* [Written task]: Your answer should be one number: the count of lines in these entries that hold the word "video".

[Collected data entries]

>> Begin

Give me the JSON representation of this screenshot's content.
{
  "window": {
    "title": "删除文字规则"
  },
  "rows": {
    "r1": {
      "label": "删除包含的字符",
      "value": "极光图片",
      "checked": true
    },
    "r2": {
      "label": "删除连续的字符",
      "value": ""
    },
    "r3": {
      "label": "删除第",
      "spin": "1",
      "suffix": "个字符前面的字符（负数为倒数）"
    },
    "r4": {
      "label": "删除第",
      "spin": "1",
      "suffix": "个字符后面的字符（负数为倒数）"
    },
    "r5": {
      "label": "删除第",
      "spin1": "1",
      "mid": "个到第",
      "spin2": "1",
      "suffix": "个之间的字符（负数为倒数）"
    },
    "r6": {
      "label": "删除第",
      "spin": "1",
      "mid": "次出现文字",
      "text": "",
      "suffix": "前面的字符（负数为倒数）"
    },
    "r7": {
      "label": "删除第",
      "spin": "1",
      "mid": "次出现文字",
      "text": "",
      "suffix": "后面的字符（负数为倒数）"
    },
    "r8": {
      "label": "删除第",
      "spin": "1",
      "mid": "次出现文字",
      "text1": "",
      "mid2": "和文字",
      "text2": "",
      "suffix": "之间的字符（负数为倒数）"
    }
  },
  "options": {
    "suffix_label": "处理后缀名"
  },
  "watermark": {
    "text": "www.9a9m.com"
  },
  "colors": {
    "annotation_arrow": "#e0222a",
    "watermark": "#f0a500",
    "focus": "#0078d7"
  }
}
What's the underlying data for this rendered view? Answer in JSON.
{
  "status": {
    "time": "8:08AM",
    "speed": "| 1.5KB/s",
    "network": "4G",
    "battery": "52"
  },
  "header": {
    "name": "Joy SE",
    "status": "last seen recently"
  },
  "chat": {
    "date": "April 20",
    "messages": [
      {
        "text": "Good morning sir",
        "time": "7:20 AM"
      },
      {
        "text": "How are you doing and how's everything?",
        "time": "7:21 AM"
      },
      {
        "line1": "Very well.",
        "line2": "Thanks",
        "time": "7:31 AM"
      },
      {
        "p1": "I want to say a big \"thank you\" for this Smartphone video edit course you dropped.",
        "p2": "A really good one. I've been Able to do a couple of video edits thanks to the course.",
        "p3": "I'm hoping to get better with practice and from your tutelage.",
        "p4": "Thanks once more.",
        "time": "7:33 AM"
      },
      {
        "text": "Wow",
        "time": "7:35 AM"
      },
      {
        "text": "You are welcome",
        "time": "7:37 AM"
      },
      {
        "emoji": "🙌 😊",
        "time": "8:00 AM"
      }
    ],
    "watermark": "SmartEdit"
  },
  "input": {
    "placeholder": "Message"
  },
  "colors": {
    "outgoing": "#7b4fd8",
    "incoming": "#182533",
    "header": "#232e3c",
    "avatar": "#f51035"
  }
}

>> End

* [Task solution]: 2